* _The exercise_:
Gather every line from the entries below that includes "перемагає".

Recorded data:
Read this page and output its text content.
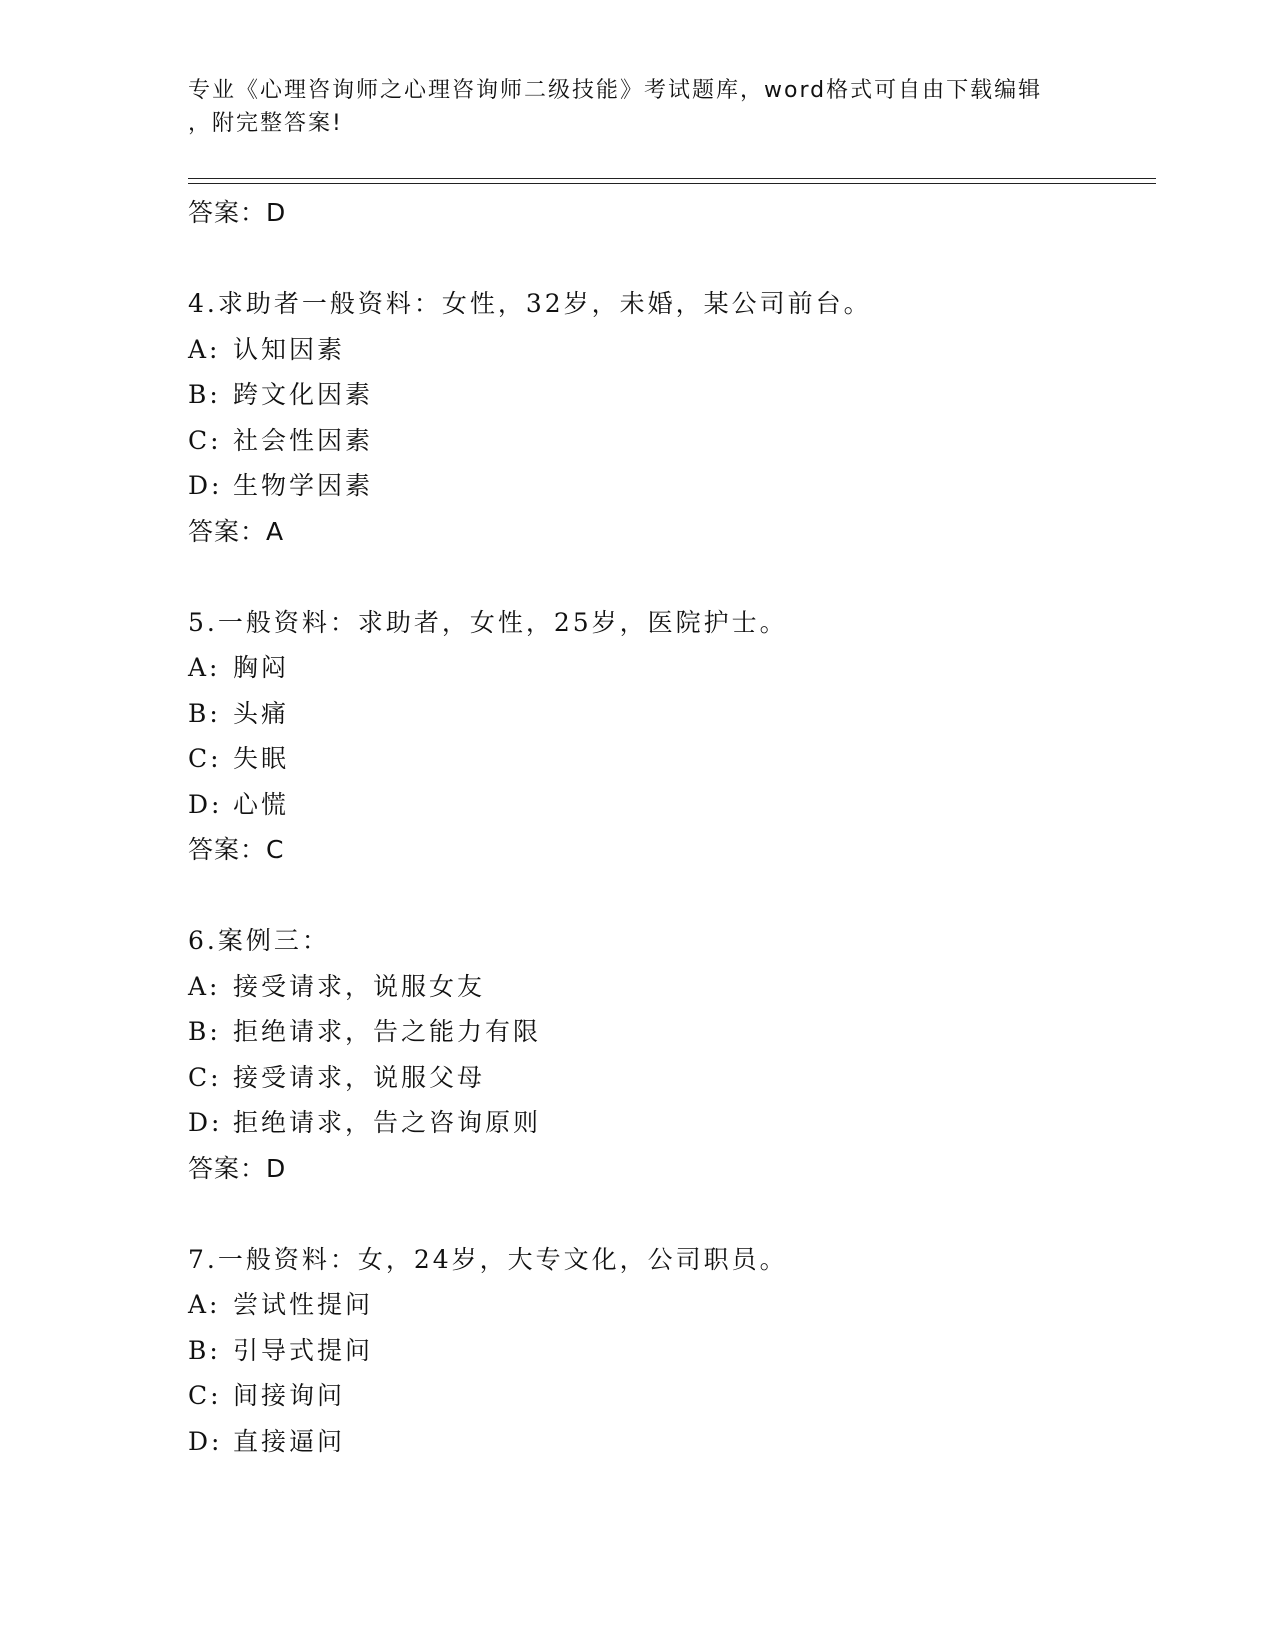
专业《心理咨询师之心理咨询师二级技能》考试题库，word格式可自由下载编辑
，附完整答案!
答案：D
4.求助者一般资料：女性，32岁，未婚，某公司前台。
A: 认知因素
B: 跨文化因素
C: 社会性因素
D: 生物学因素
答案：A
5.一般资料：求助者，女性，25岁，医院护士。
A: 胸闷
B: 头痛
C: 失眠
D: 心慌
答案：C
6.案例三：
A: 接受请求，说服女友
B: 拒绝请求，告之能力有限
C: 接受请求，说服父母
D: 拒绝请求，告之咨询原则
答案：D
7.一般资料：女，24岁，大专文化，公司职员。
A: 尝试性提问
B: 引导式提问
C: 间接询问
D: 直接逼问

--

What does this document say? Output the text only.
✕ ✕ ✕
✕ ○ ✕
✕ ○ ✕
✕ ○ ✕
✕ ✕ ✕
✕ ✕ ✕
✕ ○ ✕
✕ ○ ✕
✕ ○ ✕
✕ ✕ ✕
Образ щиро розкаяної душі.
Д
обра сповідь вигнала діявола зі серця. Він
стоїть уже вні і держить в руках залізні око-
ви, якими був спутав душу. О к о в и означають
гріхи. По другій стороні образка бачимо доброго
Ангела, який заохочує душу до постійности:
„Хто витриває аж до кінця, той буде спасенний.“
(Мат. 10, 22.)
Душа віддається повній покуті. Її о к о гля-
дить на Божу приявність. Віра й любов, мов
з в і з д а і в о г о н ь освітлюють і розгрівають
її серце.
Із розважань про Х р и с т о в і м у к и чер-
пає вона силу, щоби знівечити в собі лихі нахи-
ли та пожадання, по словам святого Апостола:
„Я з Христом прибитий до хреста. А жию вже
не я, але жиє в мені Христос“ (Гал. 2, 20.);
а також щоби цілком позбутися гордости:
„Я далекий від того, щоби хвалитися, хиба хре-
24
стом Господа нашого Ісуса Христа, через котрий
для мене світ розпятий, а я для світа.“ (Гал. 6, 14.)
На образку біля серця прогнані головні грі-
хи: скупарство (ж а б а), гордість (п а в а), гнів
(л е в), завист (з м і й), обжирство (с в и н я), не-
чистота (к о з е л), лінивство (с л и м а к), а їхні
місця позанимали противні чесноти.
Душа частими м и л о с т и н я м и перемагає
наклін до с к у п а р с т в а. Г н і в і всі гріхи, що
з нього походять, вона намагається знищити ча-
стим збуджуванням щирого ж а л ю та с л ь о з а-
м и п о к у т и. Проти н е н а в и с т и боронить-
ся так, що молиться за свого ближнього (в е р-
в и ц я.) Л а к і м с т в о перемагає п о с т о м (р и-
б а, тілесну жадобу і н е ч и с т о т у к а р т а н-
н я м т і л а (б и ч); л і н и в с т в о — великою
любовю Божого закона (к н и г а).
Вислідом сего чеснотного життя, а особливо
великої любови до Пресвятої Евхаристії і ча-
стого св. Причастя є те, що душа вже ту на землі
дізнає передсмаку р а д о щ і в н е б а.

* _The reply_:
Душа частими м и л о с т и н я м и перемагає
в и ц я.) Л а к і м с т в о перемагає п о с т о м (р и-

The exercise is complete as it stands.